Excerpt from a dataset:
— START —
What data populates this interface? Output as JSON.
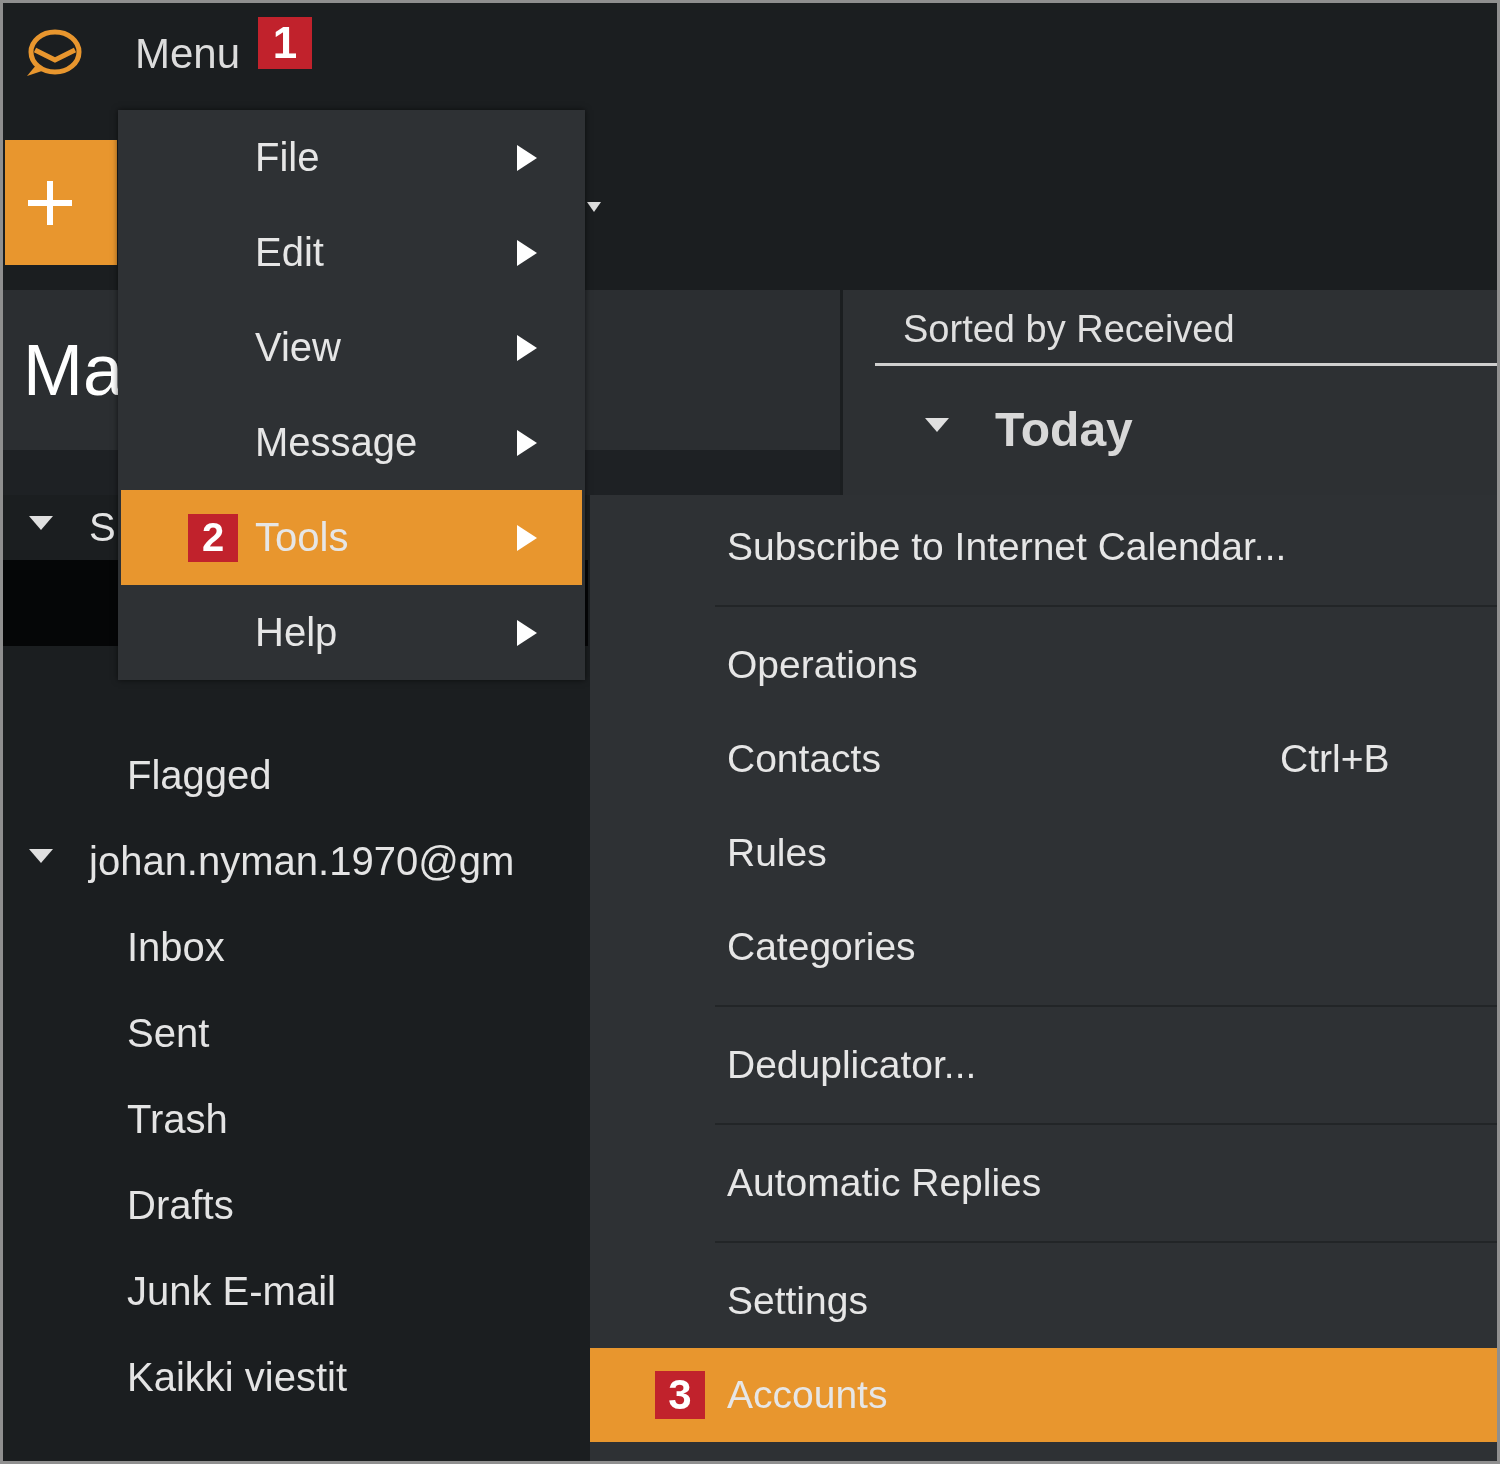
{
  "header": {
    "menu_button": {
      "label": "Menu",
      "badge": "1"
    }
  },
  "sidebar": {
    "heading": "Ma",
    "tree": [
      {
        "label": "S",
        "expanded": true,
        "children": [
          {
            "selected": true
          },
          {
            "selected": false
          },
          {
            "label": "Flagged",
            "selected": false
          }
        ]
      },
      {
        "label": "johan.nyman.1970@gm",
        "expanded": true,
        "children": [
          {
            "label": "Inbox",
            "selected": false
          },
          {
            "label": "Sent",
            "selected": false
          },
          {
            "label": "Trash",
            "selected": false
          },
          {
            "label": "Drafts",
            "selected": false
          },
          {
            "label": "Junk E-mail",
            "selected": false
          },
          {
            "label": "Kaikki viestit",
            "selected": false
          }
        ]
      }
    ]
  },
  "message_list": {
    "sort_label": "Sorted by Received",
    "groups": [
      {
        "label": "Today",
        "expanded": true
      }
    ]
  },
  "main_menu": {
    "items": [
      {
        "label": "File",
        "selected": false
      },
      {
        "label": "Edit",
        "selected": false
      },
      {
        "label": "View",
        "selected": false
      },
      {
        "label": "Message",
        "selected": false
      },
      {
        "label": "Tools",
        "selected": true,
        "badge": "2"
      },
      {
        "label": "Help",
        "selected": false
      }
    ]
  },
  "tools_submenu": {
    "items": [
      {
        "kind": "item",
        "label": "Subscribe to Internet Calendar...",
        "selected": false
      },
      {
        "kind": "separator"
      },
      {
        "kind": "item",
        "label": "Operations",
        "selected": false
      },
      {
        "kind": "item",
        "label": "Contacts",
        "shortcut": "Ctrl+B",
        "selected": false
      },
      {
        "kind": "item",
        "label": "Rules",
        "selected": false
      },
      {
        "kind": "item",
        "label": "Categories",
        "selected": false
      },
      {
        "kind": "separator"
      },
      {
        "kind": "item",
        "label": "Deduplicator...",
        "selected": false
      },
      {
        "kind": "separator"
      },
      {
        "kind": "item",
        "label": "Automatic Replies",
        "selected": false
      },
      {
        "kind": "separator"
      },
      {
        "kind": "item",
        "label": "Settings",
        "selected": false
      },
      {
        "kind": "item",
        "label": "Accounts",
        "selected": true,
        "badge": "3"
      }
    ]
  }
}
— END —
• [WRITTEN EXERCISE] Reproduce the entries above without change, omitting all pictures.

• [OUTPUT OF THE EXERCISE]
What data populates this interface? Output as JSON.
{
  "header": {
    "menu_button": {
      "label": "Menu",
      "badge": "1"
    }
  },
  "sidebar": {
    "heading": "Ma",
    "tree": [
      {
        "label": "S",
        "expanded": true,
        "children": [
          {
            "selected": true
          },
          {
            "selected": false
          },
          {
            "label": "Flagged",
            "selected": false
          }
        ]
      },
      {
        "label": "johan.nyman.1970@gm",
        "expanded": true,
        "children": [
          {
            "label": "Inbox",
            "selected": false
          },
          {
            "label": "Sent",
            "selected": false
          },
          {
            "label": "Trash",
            "selected": false
          },
          {
            "label": "Drafts",
            "selected": false
          },
          {
            "label": "Junk E-mail",
            "selected": false
          },
          {
            "label": "Kaikki viestit",
            "selected": false
          }
        ]
      }
    ]
  },
  "message_list": {
    "sort_label": "Sorted by Received",
    "groups": [
      {
        "label": "Today",
        "expanded": true
      }
    ]
  },
  "main_menu": {
    "items": [
      {
        "label": "File",
        "selected": false
      },
      {
        "label": "Edit",
        "selected": false
      },
      {
        "label": "View",
        "selected": false
      },
      {
        "label": "Message",
        "selected": false
      },
      {
        "label": "Tools",
        "selected": true,
        "badge": "2"
      },
      {
        "label": "Help",
        "selected": false
      }
    ]
  },
  "tools_submenu": {
    "items": [
      {
        "kind": "item",
        "label": "Subscribe to Internet Calendar...",
        "selected": false
      },
      {
        "kind": "separator"
      },
      {
        "kind": "item",
        "label": "Operations",
        "selected": false
      },
      {
        "kind": "item",
        "label": "Contacts",
        "shortcut": "Ctrl+B",
        "selected": false
      },
      {
        "kind": "item",
        "label": "Rules",
        "selected": false
      },
      {
        "kind": "item",
        "label": "Categories",
        "selected": false
      },
      {
        "kind": "separator"
      },
      {
        "kind": "item",
        "label": "Deduplicator...",
        "selected": false
      },
      {
        "kind": "separator"
      },
      {
        "kind": "item",
        "label": "Automatic Replies",
        "selected": false
      },
      {
        "kind": "separator"
      },
      {
        "kind": "item",
        "label": "Settings",
        "selected": false
      },
      {
        "kind": "item",
        "label": "Accounts",
        "selected": true,
        "badge": "3"
      }
    ]
  }
}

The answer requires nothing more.